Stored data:
·····

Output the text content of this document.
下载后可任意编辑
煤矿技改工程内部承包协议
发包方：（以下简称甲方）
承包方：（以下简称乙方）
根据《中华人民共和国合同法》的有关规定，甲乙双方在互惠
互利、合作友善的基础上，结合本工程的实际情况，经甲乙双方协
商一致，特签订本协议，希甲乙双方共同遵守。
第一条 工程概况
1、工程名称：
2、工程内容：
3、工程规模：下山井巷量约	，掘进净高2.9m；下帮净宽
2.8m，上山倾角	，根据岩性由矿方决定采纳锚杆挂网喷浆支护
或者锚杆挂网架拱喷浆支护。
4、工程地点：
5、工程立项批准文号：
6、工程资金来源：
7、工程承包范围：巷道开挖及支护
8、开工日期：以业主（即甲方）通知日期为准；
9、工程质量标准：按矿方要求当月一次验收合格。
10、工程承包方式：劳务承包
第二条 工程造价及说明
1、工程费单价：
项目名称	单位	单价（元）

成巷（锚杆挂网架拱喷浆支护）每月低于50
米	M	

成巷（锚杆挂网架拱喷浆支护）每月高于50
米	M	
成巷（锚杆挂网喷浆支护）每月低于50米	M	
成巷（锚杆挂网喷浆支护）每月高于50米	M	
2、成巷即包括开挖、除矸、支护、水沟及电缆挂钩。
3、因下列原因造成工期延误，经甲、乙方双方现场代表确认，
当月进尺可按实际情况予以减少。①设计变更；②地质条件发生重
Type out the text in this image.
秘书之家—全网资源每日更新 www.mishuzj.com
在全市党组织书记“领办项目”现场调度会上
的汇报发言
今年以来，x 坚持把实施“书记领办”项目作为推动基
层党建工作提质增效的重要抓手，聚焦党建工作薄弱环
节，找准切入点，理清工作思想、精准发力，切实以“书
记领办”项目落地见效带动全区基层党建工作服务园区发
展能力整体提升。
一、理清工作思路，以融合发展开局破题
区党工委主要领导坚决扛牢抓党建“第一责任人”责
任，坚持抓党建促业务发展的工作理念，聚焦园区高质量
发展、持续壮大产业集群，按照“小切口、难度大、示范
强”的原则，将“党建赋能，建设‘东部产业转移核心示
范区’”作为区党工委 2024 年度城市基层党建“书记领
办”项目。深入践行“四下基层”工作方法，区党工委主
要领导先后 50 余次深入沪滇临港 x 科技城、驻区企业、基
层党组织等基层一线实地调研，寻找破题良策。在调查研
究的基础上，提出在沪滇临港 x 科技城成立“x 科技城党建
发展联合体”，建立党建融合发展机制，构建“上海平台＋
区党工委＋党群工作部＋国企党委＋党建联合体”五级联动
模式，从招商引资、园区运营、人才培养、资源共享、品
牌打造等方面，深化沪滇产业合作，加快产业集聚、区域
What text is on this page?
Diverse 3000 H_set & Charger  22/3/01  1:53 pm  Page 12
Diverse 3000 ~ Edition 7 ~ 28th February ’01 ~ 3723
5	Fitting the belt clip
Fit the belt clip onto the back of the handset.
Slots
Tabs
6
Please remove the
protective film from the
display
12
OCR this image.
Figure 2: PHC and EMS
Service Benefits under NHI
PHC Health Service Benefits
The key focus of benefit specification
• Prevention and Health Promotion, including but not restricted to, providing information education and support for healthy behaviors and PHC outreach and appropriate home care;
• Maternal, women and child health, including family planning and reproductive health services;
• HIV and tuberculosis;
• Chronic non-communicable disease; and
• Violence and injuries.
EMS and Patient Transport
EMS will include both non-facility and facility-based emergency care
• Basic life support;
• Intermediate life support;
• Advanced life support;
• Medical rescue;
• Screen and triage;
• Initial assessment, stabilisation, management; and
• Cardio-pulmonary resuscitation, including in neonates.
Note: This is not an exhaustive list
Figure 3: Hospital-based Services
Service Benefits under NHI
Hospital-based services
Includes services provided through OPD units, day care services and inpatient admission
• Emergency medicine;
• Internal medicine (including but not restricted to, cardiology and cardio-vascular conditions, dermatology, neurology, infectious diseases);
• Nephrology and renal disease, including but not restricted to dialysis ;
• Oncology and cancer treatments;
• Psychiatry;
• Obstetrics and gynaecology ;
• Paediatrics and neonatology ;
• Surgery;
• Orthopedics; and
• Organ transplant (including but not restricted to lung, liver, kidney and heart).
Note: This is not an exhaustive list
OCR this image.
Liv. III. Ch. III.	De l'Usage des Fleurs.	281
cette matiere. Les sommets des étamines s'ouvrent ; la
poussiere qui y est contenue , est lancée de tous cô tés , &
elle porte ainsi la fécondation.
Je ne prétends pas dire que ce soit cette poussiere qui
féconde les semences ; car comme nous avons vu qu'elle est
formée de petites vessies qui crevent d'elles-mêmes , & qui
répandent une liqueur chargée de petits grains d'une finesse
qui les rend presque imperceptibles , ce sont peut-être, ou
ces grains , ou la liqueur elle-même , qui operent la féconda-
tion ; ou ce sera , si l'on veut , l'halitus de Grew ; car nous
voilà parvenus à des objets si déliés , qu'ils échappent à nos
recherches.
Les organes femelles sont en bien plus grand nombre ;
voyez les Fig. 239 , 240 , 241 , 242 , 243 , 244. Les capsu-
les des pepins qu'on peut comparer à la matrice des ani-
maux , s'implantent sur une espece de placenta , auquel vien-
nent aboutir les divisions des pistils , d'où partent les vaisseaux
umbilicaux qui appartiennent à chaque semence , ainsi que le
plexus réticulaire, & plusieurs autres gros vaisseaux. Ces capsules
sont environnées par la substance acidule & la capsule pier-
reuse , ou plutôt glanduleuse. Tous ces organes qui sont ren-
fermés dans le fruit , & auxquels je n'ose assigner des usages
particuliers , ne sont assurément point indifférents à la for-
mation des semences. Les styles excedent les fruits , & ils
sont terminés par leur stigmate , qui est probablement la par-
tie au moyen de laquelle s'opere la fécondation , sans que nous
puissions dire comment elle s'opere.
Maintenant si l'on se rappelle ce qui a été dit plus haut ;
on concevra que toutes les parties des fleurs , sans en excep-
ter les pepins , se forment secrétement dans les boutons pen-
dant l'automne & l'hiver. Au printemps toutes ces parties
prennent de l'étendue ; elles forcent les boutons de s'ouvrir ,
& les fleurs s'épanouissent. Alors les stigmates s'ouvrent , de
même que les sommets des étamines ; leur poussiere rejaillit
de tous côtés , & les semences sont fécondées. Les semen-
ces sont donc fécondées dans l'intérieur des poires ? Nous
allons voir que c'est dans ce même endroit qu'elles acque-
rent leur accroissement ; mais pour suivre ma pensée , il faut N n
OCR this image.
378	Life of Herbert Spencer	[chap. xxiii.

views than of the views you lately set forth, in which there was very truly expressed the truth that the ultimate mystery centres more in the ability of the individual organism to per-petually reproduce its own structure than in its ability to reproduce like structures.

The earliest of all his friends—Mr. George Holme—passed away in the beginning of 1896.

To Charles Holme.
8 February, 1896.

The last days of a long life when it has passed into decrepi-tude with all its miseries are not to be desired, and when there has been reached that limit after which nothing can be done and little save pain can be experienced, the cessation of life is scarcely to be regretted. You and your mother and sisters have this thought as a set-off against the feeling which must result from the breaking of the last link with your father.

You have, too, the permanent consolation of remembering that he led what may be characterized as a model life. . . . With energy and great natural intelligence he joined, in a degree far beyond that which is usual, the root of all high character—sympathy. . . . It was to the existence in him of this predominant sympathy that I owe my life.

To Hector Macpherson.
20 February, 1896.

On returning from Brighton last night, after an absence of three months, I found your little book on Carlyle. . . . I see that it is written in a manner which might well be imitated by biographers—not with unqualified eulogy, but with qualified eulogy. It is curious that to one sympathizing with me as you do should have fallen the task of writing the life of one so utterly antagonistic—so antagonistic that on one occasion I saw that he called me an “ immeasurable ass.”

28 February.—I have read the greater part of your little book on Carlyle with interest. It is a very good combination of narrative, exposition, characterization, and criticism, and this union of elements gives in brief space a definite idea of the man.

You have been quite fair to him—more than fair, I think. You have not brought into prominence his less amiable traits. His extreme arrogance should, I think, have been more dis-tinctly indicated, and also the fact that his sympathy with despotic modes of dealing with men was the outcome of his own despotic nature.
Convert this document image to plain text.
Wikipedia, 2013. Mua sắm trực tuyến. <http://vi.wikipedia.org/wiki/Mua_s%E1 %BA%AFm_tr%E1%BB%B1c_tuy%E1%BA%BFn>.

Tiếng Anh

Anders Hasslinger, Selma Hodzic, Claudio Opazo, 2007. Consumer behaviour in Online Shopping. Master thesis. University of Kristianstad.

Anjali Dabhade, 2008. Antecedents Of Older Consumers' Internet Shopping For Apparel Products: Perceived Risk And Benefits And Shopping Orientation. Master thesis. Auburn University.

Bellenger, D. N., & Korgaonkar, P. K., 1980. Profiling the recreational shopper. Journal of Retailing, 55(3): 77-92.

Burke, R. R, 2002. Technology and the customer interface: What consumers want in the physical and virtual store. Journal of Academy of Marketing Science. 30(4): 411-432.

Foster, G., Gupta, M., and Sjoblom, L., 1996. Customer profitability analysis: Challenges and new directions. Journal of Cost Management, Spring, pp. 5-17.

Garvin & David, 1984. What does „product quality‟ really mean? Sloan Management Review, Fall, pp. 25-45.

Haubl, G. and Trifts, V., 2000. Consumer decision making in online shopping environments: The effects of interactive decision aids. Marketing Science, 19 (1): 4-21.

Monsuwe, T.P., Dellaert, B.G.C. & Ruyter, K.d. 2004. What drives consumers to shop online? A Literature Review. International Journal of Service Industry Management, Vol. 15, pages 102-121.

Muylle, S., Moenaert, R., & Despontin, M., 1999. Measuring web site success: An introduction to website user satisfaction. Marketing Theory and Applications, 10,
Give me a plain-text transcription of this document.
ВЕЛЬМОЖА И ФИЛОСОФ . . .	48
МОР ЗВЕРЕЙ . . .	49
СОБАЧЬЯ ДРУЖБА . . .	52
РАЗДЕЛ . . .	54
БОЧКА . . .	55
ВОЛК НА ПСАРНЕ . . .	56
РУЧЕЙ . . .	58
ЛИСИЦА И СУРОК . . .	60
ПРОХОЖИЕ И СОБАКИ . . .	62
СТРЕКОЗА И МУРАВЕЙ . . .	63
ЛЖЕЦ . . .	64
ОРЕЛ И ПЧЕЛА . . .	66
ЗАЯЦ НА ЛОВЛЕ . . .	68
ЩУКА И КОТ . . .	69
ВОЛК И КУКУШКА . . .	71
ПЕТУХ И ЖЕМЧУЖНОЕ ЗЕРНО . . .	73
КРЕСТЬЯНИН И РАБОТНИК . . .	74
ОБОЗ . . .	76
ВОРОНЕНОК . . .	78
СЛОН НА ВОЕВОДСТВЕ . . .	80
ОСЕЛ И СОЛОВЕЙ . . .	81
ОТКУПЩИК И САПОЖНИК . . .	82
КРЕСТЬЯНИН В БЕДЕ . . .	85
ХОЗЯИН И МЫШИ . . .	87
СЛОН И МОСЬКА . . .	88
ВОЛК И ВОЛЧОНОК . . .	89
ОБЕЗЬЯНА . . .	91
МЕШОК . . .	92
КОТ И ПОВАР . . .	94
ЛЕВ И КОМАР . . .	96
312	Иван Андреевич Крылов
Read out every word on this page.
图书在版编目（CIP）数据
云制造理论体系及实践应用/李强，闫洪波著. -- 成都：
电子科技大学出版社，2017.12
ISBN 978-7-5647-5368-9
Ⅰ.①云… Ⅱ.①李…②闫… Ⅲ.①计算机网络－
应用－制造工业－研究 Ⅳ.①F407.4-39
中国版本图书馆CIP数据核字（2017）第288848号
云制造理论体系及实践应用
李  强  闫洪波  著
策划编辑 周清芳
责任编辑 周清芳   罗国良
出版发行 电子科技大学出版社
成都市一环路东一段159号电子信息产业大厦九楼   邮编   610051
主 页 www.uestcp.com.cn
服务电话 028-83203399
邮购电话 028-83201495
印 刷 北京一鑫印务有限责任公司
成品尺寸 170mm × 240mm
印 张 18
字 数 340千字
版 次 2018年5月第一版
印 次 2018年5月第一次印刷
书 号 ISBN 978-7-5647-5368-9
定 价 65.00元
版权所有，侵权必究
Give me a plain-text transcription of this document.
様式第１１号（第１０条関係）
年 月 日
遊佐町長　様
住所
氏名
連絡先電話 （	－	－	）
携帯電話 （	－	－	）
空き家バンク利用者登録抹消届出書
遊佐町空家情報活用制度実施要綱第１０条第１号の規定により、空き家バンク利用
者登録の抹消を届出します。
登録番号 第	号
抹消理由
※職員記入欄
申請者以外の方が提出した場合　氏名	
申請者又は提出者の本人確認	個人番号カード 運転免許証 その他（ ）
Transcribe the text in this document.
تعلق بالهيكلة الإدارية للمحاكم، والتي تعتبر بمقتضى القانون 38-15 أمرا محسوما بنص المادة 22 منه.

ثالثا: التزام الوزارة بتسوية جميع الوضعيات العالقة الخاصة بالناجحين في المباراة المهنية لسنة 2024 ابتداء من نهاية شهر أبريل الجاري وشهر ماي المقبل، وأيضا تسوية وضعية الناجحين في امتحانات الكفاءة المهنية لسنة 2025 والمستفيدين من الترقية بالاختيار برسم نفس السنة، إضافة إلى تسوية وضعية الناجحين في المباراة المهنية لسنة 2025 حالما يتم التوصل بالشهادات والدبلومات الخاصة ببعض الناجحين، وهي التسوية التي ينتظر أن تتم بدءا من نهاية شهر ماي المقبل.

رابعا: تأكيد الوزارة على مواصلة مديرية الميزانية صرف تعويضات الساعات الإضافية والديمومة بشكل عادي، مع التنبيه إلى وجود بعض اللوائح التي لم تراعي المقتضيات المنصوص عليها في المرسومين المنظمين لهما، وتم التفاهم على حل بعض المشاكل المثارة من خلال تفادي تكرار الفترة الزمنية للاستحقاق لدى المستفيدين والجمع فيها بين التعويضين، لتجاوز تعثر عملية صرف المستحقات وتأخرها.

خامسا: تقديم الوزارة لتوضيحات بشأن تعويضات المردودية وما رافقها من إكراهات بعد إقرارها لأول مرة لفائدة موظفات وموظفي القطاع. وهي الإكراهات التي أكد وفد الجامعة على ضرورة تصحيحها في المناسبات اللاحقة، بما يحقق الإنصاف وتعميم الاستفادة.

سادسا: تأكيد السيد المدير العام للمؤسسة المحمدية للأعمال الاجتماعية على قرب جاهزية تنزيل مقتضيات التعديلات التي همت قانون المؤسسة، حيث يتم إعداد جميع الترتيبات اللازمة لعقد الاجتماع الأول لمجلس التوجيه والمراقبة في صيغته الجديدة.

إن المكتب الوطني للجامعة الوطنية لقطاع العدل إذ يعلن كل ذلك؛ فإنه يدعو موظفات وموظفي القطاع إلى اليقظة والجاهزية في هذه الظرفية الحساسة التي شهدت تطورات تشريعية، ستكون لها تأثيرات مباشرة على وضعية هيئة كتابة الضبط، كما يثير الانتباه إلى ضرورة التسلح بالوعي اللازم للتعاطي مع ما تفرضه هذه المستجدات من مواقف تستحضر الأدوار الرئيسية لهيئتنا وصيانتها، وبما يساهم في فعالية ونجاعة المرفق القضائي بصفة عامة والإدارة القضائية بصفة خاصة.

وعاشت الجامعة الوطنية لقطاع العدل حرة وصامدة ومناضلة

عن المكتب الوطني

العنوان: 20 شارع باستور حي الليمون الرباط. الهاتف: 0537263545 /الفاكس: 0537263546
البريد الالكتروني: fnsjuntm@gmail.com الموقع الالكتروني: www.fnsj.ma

·····

GIVEN REQUEST: Scan the data for the word "grains" and copy every line where it shows up.

EXERCISE SOLUTION:
répandent une liqueur chargée de petits grains d'une finesse
ces grains , ou la liqueur elle-même , qui operent la féconda-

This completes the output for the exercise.